-- begin --

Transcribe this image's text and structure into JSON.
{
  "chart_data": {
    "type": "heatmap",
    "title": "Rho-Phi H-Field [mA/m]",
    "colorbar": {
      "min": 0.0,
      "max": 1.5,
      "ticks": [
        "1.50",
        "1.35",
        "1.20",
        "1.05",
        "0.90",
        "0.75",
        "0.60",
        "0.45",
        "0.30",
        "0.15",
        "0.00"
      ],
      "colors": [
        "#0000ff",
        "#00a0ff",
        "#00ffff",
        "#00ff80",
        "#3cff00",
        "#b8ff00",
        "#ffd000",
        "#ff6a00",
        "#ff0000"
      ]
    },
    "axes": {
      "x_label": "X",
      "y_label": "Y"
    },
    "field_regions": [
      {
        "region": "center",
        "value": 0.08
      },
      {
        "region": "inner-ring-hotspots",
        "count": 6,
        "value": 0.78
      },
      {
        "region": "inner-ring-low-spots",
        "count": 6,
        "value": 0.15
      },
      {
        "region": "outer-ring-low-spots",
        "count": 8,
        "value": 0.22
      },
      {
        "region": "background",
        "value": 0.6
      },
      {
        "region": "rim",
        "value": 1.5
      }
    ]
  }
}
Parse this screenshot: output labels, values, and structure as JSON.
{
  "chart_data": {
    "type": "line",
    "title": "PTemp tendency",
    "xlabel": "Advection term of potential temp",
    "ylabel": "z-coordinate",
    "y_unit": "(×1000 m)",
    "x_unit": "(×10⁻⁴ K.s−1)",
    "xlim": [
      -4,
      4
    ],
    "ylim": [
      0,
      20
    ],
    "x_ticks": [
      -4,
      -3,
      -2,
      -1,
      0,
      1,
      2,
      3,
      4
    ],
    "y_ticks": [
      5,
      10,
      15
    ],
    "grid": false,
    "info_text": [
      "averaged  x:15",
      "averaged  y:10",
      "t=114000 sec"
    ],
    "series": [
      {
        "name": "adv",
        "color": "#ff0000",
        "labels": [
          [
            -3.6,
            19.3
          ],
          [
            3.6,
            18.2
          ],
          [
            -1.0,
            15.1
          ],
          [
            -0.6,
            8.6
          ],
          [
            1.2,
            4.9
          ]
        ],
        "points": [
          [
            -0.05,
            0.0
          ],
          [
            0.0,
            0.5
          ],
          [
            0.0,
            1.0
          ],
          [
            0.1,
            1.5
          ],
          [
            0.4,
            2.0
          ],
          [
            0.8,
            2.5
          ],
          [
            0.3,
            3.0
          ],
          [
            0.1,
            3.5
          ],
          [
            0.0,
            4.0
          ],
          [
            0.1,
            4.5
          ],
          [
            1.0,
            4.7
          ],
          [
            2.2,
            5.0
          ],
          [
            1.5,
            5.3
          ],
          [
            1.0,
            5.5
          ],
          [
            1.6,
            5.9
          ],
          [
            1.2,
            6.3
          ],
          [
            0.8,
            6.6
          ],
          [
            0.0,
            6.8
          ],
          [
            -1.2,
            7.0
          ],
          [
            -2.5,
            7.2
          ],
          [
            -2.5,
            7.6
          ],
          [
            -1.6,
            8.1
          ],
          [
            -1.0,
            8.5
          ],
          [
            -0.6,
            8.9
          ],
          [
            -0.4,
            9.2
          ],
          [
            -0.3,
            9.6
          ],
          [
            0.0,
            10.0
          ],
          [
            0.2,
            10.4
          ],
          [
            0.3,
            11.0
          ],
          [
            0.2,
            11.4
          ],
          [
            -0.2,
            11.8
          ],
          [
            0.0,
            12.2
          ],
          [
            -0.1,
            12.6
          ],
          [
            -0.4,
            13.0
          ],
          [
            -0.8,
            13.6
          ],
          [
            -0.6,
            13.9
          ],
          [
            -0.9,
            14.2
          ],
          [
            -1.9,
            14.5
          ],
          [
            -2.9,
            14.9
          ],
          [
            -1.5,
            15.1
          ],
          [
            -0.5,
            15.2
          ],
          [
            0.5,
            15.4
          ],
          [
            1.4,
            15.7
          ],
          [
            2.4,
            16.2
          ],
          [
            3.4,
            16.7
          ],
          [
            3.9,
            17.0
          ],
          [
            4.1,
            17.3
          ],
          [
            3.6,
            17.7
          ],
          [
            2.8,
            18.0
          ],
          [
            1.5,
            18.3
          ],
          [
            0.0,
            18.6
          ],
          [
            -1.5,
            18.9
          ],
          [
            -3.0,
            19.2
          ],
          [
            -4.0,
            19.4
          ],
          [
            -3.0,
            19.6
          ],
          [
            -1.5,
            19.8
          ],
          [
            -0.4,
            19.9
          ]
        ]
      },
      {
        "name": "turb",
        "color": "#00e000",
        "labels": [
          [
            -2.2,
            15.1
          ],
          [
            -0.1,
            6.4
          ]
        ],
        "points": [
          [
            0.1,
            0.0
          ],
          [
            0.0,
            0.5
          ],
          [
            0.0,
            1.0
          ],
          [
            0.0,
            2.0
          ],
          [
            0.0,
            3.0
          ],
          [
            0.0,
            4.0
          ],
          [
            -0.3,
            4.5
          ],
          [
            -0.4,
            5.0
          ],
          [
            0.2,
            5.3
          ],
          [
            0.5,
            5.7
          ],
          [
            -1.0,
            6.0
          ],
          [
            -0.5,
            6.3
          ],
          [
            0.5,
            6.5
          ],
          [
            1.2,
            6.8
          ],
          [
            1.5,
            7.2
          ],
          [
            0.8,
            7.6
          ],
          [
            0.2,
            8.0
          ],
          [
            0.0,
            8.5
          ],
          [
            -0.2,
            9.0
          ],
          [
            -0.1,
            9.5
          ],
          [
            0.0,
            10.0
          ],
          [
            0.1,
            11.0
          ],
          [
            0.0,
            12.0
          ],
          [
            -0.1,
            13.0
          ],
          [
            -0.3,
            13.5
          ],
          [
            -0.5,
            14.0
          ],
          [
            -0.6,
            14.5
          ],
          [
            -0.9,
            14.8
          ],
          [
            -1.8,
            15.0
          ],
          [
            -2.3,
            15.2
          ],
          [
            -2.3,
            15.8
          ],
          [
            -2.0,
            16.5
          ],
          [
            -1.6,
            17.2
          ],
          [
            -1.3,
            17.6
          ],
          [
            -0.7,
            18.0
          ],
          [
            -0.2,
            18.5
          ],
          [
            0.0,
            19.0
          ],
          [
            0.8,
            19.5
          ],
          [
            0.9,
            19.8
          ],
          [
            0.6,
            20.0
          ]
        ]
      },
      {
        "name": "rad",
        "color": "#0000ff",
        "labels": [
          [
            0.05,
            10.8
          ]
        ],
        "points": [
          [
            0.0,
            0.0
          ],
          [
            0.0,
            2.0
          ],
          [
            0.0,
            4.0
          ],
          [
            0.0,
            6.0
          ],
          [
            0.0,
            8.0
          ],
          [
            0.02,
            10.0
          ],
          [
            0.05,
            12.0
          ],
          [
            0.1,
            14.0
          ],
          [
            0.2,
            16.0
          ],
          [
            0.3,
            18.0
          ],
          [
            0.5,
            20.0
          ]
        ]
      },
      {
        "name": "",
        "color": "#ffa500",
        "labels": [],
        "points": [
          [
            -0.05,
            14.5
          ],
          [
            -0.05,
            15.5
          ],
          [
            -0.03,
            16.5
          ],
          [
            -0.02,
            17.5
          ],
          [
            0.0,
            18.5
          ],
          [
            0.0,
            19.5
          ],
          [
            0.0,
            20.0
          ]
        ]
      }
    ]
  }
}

-- end --

EXERCISE PROMPT:
Your task is to output all of the data above word for word.

REPLY TO THE EXERCISE:
Transcribe this image's text and structure into JSON.
{
  "chart_data": {
    "type": "heatmap",
    "title": "Rho-Phi H-Field [mA/m]",
    "colorbar": {
      "min": 0.0,
      "max": 1.5,
      "ticks": [
        "1.50",
        "1.35",
        "1.20",
        "1.05",
        "0.90",
        "0.75",
        "0.60",
        "0.45",
        "0.30",
        "0.15",
        "0.00"
      ],
      "colors": [
        "#0000ff",
        "#00a0ff",
        "#00ffff",
        "#00ff80",
        "#3cff00",
        "#b8ff00",
        "#ffd000",
        "#ff6a00",
        "#ff0000"
      ]
    },
    "axes": {
      "x_label": "X",
      "y_label": "Y"
    },
    "field_regions": [
      {
        "region": "center",
        "value": 0.08
      },
      {
        "region": "inner-ring-hotspots",
        "count": 6,
        "value": 0.78
      },
      {
        "region": "inner-ring-low-spots",
        "count": 6,
        "value": 0.15
      },
      {
        "region": "outer-ring-low-spots",
        "count": 8,
        "value": 0.22
      },
      {
        "region": "background",
        "value": 0.6
      },
      {
        "region": "rim",
        "value": 1.5
      }
    ]
  }
}
Parse this screenshot: output labels, values, and structure as JSON.
{
  "chart_data": {
    "type": "line",
    "title": "PTemp tendency",
    "xlabel": "Advection term of potential temp",
    "ylabel": "z-coordinate",
    "y_unit": "(×1000 m)",
    "x_unit": "(×10⁻⁴ K.s−1)",
    "xlim": [
      -4,
      4
    ],
    "ylim": [
      0,
      20
    ],
    "x_ticks": [
      -4,
      -3,
      -2,
      -1,
      0,
      1,
      2,
      3,
      4
    ],
    "y_ticks": [
      5,
      10,
      15
    ],
    "grid": false,
    "info_text": [
      "averaged  x:15",
      "averaged  y:10",
      "t=114000 sec"
    ],
    "series": [
      {
        "name": "adv",
        "color": "#ff0000",
        "labels": [
          [
            -3.6,
            19.3
          ],
          [
            3.6,
            18.2
          ],
          [
            -1.0,
            15.1
          ],
          [
            -0.6,
            8.6
          ],
          [
            1.2,
            4.9
          ]
        ],
        "points": [
          [
            -0.05,
            0.0
          ],
          [
            0.0,
            0.5
          ],
          [
            0.0,
            1.0
          ],
          [
            0.1,
            1.5
          ],
          [
            0.4,
            2.0
          ],
          [
            0.8,
            2.5
          ],
          [
            0.3,
            3.0
          ],
          [
            0.1,
            3.5
          ],
          [
            0.0,
            4.0
          ],
          [
            0.1,
            4.5
          ],
          [
            1.0,
            4.7
          ],
          [
            2.2,
            5.0
          ],
          [
            1.5,
            5.3
          ],
          [
            1.0,
            5.5
          ],
          [
            1.6,
            5.9
          ],
          [
            1.2,
            6.3
          ],
          [
            0.8,
            6.6
          ],
          [
            0.0,
            6.8
          ],
          [
            -1.2,
            7.0
          ],
          [
            -2.5,
            7.2
          ],
          [
            -2.5,
            7.6
          ],
          [
            -1.6,
            8.1
          ],
          [
            -1.0,
            8.5
          ],
          [
            -0.6,
            8.9
          ],
          [
            -0.4,
            9.2
          ],
          [
            -0.3,
            9.6
          ],
          [
            0.0,
            10.0
          ],
          [
            0.2,
            10.4
          ],
          [
            0.3,
            11.0
          ],
          [
            0.2,
            11.4
          ],
          [
            -0.2,
            11.8
          ],
          [
            0.0,
            12.2
          ],
          [
            -0.1,
            12.6
          ],
          [
            -0.4,
            13.0
          ],
          [
            -0.8,
            13.6
          ],
          [
            -0.6,
            13.9
          ],
          [
            -0.9,
            14.2
          ],
          [
            -1.9,
            14.5
          ],
          [
            -2.9,
            14.9
          ],
          [
            -1.5,
            15.1
          ],
          [
            -0.5,
            15.2
          ],
          [
            0.5,
            15.4
          ],
          [
            1.4,
            15.7
          ],
          [
            2.4,
            16.2
          ],
          [
            3.4,
            16.7
          ],
          [
            3.9,
            17.0
          ],
          [
            4.1,
            17.3
          ],
          [
            3.6,
            17.7
          ],
          [
            2.8,
            18.0
          ],
          [
            1.5,
            18.3
          ],
          [
            0.0,
            18.6
          ],
          [
            -1.5,
            18.9
          ],
          [
            -3.0,
            19.2
          ],
          [
            -4.0,
            19.4
          ],
          [
            -3.0,
            19.6
          ],
          [
            -1.5,
            19.8
          ],
          [
            -0.4,
            19.9
          ]
        ]
      },
      {
        "name": "turb",
        "color": "#00e000",
        "labels": [
          [
            -2.2,
            15.1
          ],
          [
            -0.1,
            6.4
          ]
        ],
        "points": [
          [
            0.1,
            0.0
          ],
          [
            0.0,
            0.5
          ],
          [
            0.0,
            1.0
          ],
          [
            0.0,
            2.0
          ],
          [
            0.0,
            3.0
          ],
          [
            0.0,
            4.0
          ],
          [
            -0.3,
            4.5
          ],
          [
            -0.4,
            5.0
          ],
          [
            0.2,
            5.3
          ],
          [
            0.5,
            5.7
          ],
          [
            -1.0,
            6.0
          ],
          [
            -0.5,
            6.3
          ],
          [
            0.5,
            6.5
          ],
          [
            1.2,
            6.8
          ],
          [
            1.5,
            7.2
          ],
          [
            0.8,
            7.6
          ],
          [
            0.2,
            8.0
          ],
          [
            0.0,
            8.5
          ],
          [
            -0.2,
            9.0
          ],
          [
            -0.1,
            9.5
          ],
          [
            0.0,
            10.0
          ],
          [
            0.1,
            11.0
          ],
          [
            0.0,
            12.0
          ],
          [
            -0.1,
            13.0
          ],
          [
            -0.3,
            13.5
          ],
          [
            -0.5,
            14.0
          ],
          [
            -0.6,
            14.5
          ],
          [
            -0.9,
            14.8
          ],
          [
            -1.8,
            15.0
          ],
          [
            -2.3,
            15.2
          ],
          [
            -2.3,
            15.8
          ],
          [
            -2.0,
            16.5
          ],
          [
            -1.6,
            17.2
          ],
          [
            -1.3,
            17.6
          ],
          [
            -0.7,
            18.0
          ],
          [
            -0.2,
            18.5
          ],
          [
            0.0,
            19.0
          ],
          [
            0.8,
            19.5
          ],
          [
            0.9,
            19.8
          ],
          [
            0.6,
            20.0
          ]
        ]
      },
      {
        "name": "rad",
        "color": "#0000ff",
        "labels": [
          [
            0.05,
            10.8
          ]
        ],
        "points": [
          [
            0.0,
            0.0
          ],
          [
            0.0,
            2.0
          ],
          [
            0.0,
            4.0
          ],
          [
            0.0,
            6.0
          ],
          [
            0.0,
            8.0
          ],
          [
            0.02,
            10.0
          ],
          [
            0.05,
            12.0
          ],
          [
            0.1,
            14.0
          ],
          [
            0.2,
            16.0
          ],
          [
            0.3,
            18.0
          ],
          [
            0.5,
            20.0
          ]
        ]
      },
      {
        "name": "",
        "color": "#ffa500",
        "labels": [],
        "points": [
          [
            -0.05,
            14.5
          ],
          [
            -0.05,
            15.5
          ],
          [
            -0.03,
            16.5
          ],
          [
            -0.02,
            17.5
          ],
          [
            0.0,
            18.5
          ],
          [
            0.0,
            19.5
          ],
          [
            0.0,
            20.0
          ]
        ]
      }
    ]
  }
}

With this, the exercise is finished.